Directive:
Copy all the material below, exactly as it stands.
-.-.-
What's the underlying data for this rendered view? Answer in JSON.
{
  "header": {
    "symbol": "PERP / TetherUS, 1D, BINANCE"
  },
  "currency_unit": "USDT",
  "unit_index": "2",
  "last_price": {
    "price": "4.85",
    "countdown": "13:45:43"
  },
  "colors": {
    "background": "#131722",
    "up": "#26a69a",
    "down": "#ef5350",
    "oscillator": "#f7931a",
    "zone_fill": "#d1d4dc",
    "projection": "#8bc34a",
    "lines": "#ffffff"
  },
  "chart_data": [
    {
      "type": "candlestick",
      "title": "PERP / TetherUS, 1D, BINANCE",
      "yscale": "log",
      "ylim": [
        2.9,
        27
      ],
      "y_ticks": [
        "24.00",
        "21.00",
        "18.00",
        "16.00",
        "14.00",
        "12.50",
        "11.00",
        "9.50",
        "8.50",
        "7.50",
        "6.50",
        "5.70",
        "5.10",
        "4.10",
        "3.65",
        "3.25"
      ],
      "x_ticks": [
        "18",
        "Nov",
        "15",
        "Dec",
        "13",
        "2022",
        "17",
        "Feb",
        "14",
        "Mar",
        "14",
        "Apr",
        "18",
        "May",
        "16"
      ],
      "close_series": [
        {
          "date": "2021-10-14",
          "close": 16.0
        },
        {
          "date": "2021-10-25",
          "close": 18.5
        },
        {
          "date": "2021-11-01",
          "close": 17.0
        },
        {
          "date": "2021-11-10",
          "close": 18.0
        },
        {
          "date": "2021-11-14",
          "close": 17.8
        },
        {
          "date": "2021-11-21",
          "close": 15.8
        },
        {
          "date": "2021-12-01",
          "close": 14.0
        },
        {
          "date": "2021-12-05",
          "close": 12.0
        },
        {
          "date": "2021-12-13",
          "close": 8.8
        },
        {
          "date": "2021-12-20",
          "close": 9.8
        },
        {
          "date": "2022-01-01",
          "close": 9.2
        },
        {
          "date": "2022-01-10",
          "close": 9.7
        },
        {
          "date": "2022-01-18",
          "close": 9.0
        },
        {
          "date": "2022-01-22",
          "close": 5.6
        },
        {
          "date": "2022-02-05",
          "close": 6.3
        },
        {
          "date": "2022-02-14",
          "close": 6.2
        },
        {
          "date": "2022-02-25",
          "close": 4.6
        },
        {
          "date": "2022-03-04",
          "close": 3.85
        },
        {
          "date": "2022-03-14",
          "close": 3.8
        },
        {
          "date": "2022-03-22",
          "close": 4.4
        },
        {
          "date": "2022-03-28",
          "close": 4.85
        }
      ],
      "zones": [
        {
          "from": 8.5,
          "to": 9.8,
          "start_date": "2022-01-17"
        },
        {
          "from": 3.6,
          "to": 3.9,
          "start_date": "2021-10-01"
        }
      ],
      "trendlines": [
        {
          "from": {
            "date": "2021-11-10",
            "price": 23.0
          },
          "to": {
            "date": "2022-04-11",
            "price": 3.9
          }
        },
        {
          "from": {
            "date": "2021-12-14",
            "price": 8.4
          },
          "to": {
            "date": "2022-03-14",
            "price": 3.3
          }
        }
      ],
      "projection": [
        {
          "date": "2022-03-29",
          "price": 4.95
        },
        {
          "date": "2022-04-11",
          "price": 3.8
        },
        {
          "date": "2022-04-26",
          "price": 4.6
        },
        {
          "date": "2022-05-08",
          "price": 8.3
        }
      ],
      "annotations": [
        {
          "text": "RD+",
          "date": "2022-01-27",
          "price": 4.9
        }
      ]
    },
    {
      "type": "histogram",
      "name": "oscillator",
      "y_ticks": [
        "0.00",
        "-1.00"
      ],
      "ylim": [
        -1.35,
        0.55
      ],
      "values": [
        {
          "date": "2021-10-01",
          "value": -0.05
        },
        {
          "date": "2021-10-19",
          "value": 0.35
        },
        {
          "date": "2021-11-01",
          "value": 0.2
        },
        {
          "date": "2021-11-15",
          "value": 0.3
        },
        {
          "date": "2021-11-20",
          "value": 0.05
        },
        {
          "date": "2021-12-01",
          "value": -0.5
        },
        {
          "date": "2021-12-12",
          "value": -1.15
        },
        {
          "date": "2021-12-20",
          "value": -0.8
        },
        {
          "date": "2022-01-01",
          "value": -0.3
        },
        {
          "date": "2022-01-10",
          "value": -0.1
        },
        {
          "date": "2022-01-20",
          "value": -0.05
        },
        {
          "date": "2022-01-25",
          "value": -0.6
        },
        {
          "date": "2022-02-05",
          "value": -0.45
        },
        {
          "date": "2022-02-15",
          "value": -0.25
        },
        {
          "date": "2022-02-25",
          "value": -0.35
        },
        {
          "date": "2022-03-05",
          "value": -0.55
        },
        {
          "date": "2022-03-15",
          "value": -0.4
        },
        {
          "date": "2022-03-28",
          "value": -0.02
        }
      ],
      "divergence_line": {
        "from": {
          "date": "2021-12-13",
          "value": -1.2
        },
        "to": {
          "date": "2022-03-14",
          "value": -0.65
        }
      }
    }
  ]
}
-.-.-
Result below:
What's the underlying data for this rendered view? Answer in JSON.
{
  "header": {
    "symbol": "PERP / TetherUS, 1D, BINANCE"
  },
  "currency_unit": "USDT",
  "unit_index": "2",
  "last_price": {
    "price": "4.85",
    "countdown": "13:45:43"
  },
  "colors": {
    "background": "#131722",
    "up": "#26a69a",
    "down": "#ef5350",
    "oscillator": "#f7931a",
    "zone_fill": "#d1d4dc",
    "projection": "#8bc34a",
    "lines": "#ffffff"
  },
  "chart_data": [
    {
      "type": "candlestick",
      "title": "PERP / TetherUS, 1D, BINANCE",
      "yscale": "log",
      "ylim": [
        2.9,
        27
      ],
      "y_ticks": [
        "24.00",
        "21.00",
        "18.00",
        "16.00",
        "14.00",
        "12.50",
        "11.00",
        "9.50",
        "8.50",
        "7.50",
        "6.50",
        "5.70",
        "5.10",
        "4.10",
        "3.65",
        "3.25"
      ],
      "x_ticks": [
        "18",
        "Nov",
        "15",
        "Dec",
        "13",
        "2022",
        "17",
        "Feb",
        "14",
        "Mar",
        "14",
        "Apr",
        "18",
        "May",
        "16"
      ],
      "close_series": [
        {
          "date": "2021-10-14",
          "close": 16.0
        },
        {
          "date": "2021-10-25",
          "close": 18.5
        },
        {
          "date": "2021-11-01",
          "close": 17.0
        },
        {
          "date": "2021-11-10",
          "close": 18.0
        },
        {
          "date": "2021-11-14",
          "close": 17.8
        },
        {
          "date": "2021-11-21",
          "close": 15.8
        },
        {
          "date": "2021-12-01",
          "close": 14.0
        },
        {
          "date": "2021-12-05",
          "close": 12.0
        },
        {
          "date": "2021-12-13",
          "close": 8.8
        },
        {
          "date": "2021-12-20",
          "close": 9.8
        },
        {
          "date": "2022-01-01",
          "close": 9.2
        },
        {
          "date": "2022-01-10",
          "close": 9.7
        },
        {
          "date": "2022-01-18",
          "close": 9.0
        },
        {
          "date": "2022-01-22",
          "close": 5.6
        },
        {
          "date": "2022-02-05",
          "close": 6.3
        },
        {
          "date": "2022-02-14",
          "close": 6.2
        },
        {
          "date": "2022-02-25",
          "close": 4.6
        },
        {
          "date": "2022-03-04",
          "close": 3.85
        },
        {
          "date": "2022-03-14",
          "close": 3.8
        },
        {
          "date": "2022-03-22",
          "close": 4.4
        },
        {
          "date": "2022-03-28",
          "close": 4.85
        }
      ],
      "zones": [
        {
          "from": 8.5,
          "to": 9.8,
          "start_date": "2022-01-17"
        },
        {
          "from": 3.6,
          "to": 3.9,
          "start_date": "2021-10-01"
        }
      ],
      "trendlines": [
        {
          "from": {
            "date": "2021-11-10",
            "price": 23.0
          },
          "to": {
            "date": "2022-04-11",
            "price": 3.9
          }
        },
        {
          "from": {
            "date": "2021-12-14",
            "price": 8.4
          },
          "to": {
            "date": "2022-03-14",
            "price": 3.3
          }
        }
      ],
      "projection": [
        {
          "date": "2022-03-29",
          "price": 4.95
        },
        {
          "date": "2022-04-11",
          "price": 3.8
        },
        {
          "date": "2022-04-26",
          "price": 4.6
        },
        {
          "date": "2022-05-08",
          "price": 8.3
        }
      ],
      "annotations": [
        {
          "text": "RD+",
          "date": "2022-01-27",
          "price": 4.9
        }
      ]
    },
    {
      "type": "histogram",
      "name": "oscillator",
      "y_ticks": [
        "0.00",
        "-1.00"
      ],
      "ylim": [
        -1.35,
        0.55
      ],
      "values": [
        {
          "date": "2021-10-01",
          "value": -0.05
        },
        {
          "date": "2021-10-19",
          "value": 0.35
        },
        {
          "date": "2021-11-01",
          "value": 0.2
        },
        {
          "date": "2021-11-15",
          "value": 0.3
        },
        {
          "date": "2021-11-20",
          "value": 0.05
        },
        {
          "date": "2021-12-01",
          "value": -0.5
        },
        {
          "date": "2021-12-12",
          "value": -1.15
        },
        {
          "date": "2021-12-20",
          "value": -0.8
        },
        {
          "date": "2022-01-01",
          "value": -0.3
        },
        {
          "date": "2022-01-10",
          "value": -0.1
        },
        {
          "date": "2022-01-20",
          "value": -0.05
        },
        {
          "date": "2022-01-25",
          "value": -0.6
        },
        {
          "date": "2022-02-05",
          "value": -0.45
        },
        {
          "date": "2022-02-15",
          "value": -0.25
        },
        {
          "date": "2022-02-25",
          "value": -0.35
        },
        {
          "date": "2022-03-05",
          "value": -0.55
        },
        {
          "date": "2022-03-15",
          "value": -0.4
        },
        {
          "date": "2022-03-28",
          "value": -0.02
        }
      ],
      "divergence_line": {
        "from": {
          "date": "2021-12-13",
          "value": -1.2
        },
        "to": {
          "date": "2022-03-14",
          "value": -0.65
        }
      }
    }
  ]
}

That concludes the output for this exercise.